Search the material below for the word "Minutes" and copy every line in which it occurs.

○ ○ ○ ○ ○ ○ ○

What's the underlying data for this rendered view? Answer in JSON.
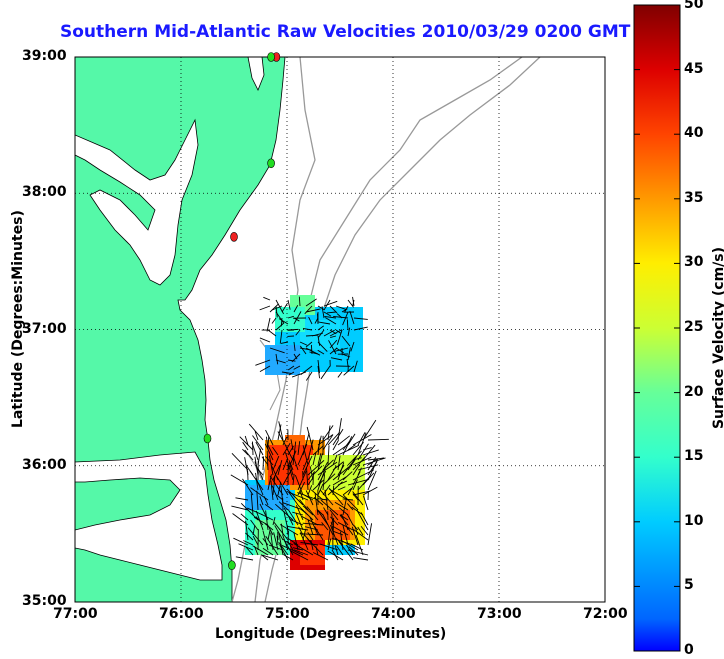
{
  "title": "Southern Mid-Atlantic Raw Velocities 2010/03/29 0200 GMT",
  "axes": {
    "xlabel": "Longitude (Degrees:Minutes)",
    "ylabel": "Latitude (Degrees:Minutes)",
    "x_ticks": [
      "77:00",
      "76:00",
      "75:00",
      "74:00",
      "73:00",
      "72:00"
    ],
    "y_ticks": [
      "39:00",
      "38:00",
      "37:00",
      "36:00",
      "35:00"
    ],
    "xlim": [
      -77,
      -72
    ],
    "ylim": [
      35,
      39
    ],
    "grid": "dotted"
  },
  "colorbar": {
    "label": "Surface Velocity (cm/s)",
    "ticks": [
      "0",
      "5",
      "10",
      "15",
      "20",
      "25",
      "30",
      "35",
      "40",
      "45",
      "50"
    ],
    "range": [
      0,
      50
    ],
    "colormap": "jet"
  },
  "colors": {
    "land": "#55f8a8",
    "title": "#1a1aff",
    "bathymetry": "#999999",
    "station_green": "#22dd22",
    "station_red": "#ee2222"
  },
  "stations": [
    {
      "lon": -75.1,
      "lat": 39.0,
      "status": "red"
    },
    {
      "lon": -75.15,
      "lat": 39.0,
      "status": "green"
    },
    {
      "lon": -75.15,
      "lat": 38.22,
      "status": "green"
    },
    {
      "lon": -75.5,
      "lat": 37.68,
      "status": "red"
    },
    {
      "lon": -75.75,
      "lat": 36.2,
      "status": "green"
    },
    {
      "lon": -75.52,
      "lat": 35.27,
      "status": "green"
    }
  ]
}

○ ○ ○ ○ ○ ○ ○

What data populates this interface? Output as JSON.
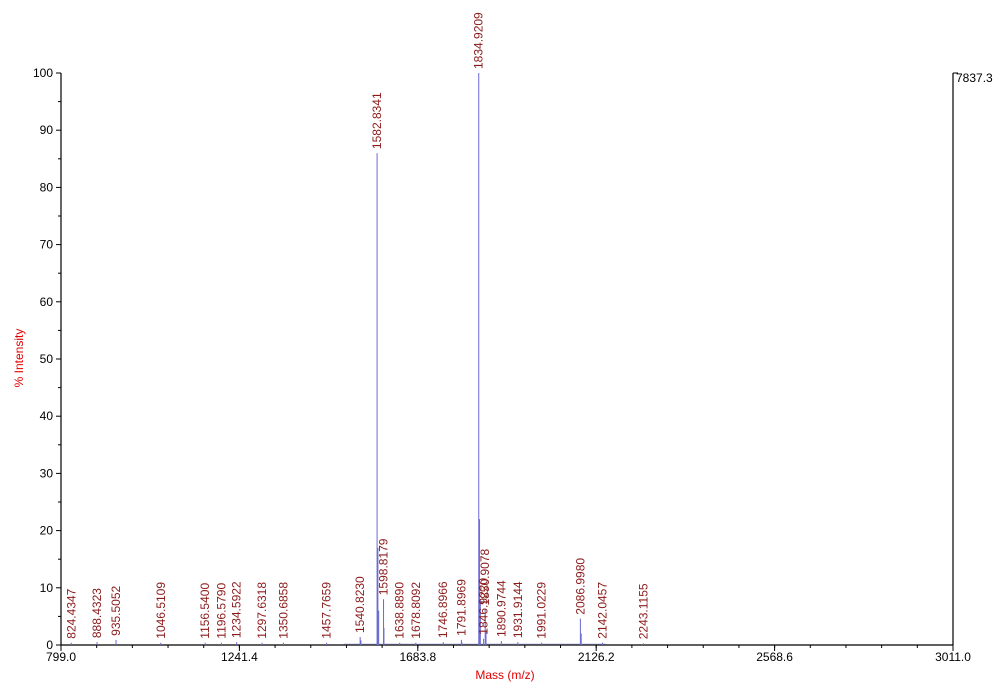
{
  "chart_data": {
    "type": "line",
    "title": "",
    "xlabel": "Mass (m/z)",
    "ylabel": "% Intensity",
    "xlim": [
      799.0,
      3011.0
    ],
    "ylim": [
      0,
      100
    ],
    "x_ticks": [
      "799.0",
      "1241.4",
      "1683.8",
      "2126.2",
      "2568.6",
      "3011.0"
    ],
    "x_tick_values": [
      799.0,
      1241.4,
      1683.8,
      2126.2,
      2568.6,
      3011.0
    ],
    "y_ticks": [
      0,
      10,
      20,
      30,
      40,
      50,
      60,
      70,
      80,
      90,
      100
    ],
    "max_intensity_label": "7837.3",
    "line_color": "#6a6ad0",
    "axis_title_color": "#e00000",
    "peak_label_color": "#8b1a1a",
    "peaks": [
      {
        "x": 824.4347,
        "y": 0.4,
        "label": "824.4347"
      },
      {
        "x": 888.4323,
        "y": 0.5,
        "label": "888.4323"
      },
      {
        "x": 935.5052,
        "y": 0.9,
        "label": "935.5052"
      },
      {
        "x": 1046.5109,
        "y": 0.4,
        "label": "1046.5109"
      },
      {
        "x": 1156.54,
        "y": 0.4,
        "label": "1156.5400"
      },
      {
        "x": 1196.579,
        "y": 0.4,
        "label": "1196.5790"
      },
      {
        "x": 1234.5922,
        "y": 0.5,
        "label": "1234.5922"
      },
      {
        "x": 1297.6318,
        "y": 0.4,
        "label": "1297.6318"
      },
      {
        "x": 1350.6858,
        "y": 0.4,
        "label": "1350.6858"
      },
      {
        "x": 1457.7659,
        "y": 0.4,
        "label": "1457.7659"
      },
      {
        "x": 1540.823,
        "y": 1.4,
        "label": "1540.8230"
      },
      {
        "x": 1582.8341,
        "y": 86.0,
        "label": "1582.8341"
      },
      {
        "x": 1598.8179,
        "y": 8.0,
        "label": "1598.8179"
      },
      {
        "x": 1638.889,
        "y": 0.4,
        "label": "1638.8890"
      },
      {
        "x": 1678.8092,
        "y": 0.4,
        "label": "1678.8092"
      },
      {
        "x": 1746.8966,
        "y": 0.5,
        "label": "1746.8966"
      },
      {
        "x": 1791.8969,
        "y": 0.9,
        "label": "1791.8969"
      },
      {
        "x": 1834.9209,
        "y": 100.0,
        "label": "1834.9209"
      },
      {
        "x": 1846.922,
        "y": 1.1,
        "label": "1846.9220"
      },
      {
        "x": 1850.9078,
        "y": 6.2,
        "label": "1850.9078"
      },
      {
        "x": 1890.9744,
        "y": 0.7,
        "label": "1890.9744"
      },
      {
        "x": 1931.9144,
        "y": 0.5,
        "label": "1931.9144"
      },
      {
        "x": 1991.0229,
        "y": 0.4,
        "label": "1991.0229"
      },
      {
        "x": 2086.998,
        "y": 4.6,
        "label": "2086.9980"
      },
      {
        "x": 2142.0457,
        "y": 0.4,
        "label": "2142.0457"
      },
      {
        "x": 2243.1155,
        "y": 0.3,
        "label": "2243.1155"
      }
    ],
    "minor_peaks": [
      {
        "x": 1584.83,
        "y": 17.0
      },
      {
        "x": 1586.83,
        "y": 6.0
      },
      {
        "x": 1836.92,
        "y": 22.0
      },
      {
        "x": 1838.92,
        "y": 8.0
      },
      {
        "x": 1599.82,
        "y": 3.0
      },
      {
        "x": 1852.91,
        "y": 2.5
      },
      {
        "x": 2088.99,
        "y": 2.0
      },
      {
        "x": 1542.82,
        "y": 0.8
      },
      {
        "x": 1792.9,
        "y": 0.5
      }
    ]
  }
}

○ ○ ○ ○ ○ ○ ○

* **Response below**
    "xlabel": "Longitude (Degrees:Minutes)",
    "ylabel": "Latitude (Degrees:Minutes)",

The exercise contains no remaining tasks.